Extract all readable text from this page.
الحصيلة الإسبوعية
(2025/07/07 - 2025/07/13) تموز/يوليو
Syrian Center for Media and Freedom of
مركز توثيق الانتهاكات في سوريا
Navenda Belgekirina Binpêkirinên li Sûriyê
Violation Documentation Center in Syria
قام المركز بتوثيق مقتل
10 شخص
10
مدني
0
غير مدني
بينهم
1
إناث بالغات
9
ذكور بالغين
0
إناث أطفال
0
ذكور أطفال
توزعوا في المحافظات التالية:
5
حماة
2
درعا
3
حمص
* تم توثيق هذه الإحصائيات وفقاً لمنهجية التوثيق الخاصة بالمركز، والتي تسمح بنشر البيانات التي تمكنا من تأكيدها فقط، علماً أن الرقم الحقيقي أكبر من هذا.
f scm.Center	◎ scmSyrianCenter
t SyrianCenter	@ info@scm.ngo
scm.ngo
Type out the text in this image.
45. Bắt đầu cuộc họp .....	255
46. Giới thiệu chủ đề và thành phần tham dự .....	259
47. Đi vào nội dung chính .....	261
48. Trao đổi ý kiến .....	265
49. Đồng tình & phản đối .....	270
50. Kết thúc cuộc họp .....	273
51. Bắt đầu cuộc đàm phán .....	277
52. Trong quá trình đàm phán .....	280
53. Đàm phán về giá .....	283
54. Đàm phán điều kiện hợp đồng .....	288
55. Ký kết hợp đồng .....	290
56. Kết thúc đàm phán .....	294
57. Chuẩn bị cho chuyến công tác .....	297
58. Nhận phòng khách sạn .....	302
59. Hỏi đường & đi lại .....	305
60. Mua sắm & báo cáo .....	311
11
━━━━━━━━━━━━━━━━━━━━
• [Given exercise]: Return all the data above once more, precisely as given.

• [Solution for this problem]:
Extract all readable text from this page.
الحصيلة الإسبوعية
(2025/07/07 - 2025/07/13) تموز/يوليو
Syrian Center for Media and Freedom of
مركز توثيق الانتهاكات في سوريا
Navenda Belgekirina Binpêkirinên li Sûriyê
Violation Documentation Center in Syria
قام المركز بتوثيق مقتل
10 شخص
10
مدني
0
غير مدني
بينهم
1
إناث بالغات
9
ذكور بالغين
0
إناث أطفال
0
ذكور أطفال
توزعوا في المحافظات التالية:
5
حماة
2
درعا
3
حمص
* تم توثيق هذه الإحصائيات وفقاً لمنهجية التوثيق الخاصة بالمركز، والتي تسمح بنشر البيانات التي تمكنا من تأكيدها فقط، علماً أن الرقم الحقيقي أكبر من هذا.
f scm.Center	◎ scmSyrianCenter
t SyrianCenter	@ info@scm.ngo
scm.ngo
Type out the text in this image.
45. Bắt đầu cuộc họp .....	255
46. Giới thiệu chủ đề và thành phần tham dự .....	259
47. Đi vào nội dung chính .....	261
48. Trao đổi ý kiến .....	265
49. Đồng tình & phản đối .....	270
50. Kết thúc cuộc họp .....	273
51. Bắt đầu cuộc đàm phán .....	277
52. Trong quá trình đàm phán .....	280
53. Đàm phán về giá .....	283
54. Đàm phán điều kiện hợp đồng .....	288
55. Ký kết hợp đồng .....	290
56. Kết thúc đàm phán .....	294
57. Chuẩn bị cho chuyến công tác .....	297
58. Nhận phòng khách sạn .....	302
59. Hỏi đường & đi lại .....	305
60. Mua sắm & báo cáo .....	311
11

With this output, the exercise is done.